■ SHORT PROBLEM ■
Using the records below, locate all lines containing "model" and return them.

■ DATA IN THIS EXERCISE ■
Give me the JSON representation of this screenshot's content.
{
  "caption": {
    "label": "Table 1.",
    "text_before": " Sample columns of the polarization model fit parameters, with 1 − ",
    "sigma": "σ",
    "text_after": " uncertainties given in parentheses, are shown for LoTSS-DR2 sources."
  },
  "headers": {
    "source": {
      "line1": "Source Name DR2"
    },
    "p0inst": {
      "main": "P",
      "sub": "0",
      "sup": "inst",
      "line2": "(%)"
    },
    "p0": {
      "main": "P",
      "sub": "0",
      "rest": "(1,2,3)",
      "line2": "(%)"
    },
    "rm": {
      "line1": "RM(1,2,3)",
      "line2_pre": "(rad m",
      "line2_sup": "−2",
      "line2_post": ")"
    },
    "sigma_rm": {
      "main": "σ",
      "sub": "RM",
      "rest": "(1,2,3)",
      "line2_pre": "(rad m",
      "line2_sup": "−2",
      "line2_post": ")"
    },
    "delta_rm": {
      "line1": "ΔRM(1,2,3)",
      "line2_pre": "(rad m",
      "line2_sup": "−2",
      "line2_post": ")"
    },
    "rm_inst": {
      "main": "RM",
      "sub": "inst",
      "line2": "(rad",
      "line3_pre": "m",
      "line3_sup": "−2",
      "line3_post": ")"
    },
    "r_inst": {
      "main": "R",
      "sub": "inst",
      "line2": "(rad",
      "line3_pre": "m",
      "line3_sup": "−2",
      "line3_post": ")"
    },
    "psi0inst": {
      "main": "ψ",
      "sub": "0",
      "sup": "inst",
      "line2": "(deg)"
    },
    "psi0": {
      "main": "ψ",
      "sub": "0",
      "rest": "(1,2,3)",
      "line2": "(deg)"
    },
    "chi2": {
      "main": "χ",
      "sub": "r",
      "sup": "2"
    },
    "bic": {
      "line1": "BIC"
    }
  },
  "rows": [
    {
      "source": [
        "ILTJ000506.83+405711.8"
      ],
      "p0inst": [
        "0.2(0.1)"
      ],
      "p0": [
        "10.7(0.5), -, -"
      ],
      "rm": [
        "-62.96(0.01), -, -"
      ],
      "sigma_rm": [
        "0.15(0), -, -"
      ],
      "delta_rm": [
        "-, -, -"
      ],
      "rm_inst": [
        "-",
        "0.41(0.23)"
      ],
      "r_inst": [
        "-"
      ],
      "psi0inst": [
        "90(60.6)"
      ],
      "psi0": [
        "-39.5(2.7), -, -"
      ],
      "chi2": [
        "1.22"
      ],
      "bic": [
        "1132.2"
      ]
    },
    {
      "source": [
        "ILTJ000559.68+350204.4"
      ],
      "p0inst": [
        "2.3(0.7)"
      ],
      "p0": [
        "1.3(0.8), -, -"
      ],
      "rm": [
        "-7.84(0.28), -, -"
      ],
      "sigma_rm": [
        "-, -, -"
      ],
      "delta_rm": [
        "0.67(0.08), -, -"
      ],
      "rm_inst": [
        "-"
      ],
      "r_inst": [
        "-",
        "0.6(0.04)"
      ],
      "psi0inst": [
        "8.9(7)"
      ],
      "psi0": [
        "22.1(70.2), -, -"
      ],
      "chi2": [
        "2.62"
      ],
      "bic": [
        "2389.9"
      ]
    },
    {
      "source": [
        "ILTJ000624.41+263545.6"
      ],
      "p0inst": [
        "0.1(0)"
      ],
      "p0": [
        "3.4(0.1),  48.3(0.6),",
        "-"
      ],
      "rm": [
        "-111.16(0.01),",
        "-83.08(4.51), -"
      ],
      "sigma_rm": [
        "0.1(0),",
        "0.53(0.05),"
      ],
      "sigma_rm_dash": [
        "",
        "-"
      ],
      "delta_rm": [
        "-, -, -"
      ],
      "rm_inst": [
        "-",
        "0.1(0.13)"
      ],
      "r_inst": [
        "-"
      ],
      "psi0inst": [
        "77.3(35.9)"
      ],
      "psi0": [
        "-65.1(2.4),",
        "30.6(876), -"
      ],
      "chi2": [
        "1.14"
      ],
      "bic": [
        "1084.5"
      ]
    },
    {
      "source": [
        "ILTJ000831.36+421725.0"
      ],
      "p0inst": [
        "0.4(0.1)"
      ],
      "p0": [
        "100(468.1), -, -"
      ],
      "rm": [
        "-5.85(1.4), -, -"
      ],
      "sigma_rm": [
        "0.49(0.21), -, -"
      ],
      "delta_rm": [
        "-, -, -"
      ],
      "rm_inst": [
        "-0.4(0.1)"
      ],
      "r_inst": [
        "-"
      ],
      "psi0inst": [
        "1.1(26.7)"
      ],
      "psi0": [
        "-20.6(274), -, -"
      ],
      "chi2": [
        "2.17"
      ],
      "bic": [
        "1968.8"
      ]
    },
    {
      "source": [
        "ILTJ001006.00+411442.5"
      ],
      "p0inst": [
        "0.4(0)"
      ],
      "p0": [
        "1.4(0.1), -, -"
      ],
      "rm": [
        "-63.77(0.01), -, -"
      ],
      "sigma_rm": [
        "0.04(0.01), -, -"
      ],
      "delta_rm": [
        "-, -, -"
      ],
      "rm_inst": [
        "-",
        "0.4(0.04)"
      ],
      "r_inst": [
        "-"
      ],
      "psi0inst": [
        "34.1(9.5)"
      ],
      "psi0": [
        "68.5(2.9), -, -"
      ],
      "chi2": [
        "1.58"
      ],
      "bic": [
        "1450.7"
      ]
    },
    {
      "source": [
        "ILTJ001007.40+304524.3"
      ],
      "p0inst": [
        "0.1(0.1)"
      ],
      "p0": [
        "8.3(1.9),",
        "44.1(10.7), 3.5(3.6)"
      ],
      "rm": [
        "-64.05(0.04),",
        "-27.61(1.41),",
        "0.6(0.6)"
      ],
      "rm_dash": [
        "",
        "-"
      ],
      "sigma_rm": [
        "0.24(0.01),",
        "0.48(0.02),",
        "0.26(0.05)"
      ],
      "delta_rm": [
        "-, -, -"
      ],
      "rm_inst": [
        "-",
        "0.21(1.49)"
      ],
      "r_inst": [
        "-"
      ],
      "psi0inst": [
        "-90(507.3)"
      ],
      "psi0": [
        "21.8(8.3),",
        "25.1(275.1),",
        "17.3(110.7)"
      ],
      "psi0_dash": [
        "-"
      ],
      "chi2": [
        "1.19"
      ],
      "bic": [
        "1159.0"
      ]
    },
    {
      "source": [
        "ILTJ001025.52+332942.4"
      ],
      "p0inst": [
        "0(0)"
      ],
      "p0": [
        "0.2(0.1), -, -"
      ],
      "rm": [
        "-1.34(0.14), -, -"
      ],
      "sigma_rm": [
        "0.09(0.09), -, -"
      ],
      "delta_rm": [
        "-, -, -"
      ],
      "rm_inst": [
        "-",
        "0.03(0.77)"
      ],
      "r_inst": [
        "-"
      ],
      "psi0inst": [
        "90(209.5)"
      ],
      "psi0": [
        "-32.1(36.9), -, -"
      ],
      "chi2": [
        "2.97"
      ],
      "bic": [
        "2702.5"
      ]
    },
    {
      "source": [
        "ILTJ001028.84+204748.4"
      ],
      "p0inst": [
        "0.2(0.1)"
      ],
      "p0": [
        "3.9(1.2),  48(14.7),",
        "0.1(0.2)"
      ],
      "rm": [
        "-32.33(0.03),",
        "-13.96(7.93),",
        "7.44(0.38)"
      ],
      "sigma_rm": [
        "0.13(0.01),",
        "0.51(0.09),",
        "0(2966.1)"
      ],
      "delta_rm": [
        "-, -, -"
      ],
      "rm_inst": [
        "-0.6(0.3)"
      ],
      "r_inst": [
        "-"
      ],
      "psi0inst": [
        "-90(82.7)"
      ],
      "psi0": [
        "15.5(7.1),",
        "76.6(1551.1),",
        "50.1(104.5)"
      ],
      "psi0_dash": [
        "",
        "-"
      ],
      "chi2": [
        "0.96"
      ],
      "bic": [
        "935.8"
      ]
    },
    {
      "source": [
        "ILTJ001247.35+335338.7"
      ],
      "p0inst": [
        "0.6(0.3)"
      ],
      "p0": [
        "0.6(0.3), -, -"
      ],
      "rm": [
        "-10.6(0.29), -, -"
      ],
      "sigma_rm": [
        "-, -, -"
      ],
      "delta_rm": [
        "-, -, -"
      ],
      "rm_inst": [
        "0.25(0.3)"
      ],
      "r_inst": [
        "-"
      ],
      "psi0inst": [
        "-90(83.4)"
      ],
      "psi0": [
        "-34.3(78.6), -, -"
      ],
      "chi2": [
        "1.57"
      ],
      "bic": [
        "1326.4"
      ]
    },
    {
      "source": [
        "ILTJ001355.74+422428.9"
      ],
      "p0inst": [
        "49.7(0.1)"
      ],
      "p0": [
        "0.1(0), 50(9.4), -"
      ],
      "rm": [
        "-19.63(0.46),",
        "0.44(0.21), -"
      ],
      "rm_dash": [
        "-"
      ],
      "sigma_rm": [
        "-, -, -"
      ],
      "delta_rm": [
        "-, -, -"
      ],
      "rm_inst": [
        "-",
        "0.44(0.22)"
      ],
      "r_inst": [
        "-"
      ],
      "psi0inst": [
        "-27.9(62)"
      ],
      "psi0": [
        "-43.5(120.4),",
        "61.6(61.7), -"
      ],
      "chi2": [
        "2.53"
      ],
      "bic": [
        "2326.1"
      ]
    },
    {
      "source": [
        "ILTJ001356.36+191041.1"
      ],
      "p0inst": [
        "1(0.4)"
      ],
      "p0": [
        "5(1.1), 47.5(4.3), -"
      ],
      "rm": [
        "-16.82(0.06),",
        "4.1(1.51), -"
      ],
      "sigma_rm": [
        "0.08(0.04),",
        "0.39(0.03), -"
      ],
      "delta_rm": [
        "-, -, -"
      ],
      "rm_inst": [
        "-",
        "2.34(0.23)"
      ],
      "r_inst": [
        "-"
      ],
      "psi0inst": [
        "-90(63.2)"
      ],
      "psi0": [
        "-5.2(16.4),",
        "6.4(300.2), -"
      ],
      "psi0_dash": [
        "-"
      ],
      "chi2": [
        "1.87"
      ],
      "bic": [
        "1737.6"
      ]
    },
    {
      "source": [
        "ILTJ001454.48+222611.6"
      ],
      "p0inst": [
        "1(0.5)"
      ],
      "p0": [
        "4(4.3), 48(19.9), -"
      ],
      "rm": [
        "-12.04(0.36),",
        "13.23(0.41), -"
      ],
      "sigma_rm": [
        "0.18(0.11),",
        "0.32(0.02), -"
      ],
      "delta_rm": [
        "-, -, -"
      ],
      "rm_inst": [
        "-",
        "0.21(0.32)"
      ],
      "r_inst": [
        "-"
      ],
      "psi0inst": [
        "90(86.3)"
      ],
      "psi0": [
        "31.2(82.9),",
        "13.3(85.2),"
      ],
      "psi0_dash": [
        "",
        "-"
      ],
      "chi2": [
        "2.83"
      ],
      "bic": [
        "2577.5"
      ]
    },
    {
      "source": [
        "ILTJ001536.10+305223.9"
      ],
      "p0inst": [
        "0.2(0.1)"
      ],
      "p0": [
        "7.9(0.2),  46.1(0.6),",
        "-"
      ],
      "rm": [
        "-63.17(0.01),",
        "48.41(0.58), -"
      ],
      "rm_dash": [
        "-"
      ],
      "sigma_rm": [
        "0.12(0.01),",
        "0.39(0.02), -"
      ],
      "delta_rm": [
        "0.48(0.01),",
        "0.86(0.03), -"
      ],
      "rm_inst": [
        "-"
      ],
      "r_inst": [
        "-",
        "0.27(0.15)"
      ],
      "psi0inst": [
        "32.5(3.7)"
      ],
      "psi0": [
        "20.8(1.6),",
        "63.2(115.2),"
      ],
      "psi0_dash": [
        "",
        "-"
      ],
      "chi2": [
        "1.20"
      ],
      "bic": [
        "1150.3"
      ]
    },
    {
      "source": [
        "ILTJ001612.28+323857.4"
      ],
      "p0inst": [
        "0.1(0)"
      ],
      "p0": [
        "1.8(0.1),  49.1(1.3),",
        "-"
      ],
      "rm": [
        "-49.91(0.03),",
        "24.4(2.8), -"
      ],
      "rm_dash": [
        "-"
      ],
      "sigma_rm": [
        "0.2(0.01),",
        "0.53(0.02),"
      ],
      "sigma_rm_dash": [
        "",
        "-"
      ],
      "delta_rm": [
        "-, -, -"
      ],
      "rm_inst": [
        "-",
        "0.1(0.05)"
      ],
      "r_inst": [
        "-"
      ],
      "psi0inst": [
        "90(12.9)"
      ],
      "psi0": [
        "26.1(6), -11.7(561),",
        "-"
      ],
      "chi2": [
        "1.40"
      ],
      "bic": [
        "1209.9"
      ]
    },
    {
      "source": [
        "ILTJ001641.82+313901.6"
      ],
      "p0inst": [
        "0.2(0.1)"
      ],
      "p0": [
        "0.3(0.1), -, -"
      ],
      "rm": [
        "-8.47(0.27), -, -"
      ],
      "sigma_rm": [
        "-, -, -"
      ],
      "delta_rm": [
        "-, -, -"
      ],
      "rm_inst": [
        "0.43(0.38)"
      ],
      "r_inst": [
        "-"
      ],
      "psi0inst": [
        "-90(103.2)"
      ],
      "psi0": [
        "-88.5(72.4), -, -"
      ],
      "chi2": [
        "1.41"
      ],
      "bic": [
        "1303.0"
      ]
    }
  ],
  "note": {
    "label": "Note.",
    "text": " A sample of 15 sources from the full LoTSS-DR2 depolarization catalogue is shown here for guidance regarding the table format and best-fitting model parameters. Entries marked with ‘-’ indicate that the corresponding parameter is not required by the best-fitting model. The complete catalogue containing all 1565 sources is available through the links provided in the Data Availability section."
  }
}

■ EXERCISE RESULT ■
    "text_before": " Sample columns of the polarization model fit parameters, with 1 − ",
    "text": " A sample of 15 sources from the full LoTSS-DR2 depolarization catalogue is shown here for guidance regarding the table format and best-fitting model parameters. Entries marked with ‘-’ indicate that the corresponding parameter is not required by the best-fitting model. The complete catalogue containing all 1565 sources is available through the links provided in the Data Availability section."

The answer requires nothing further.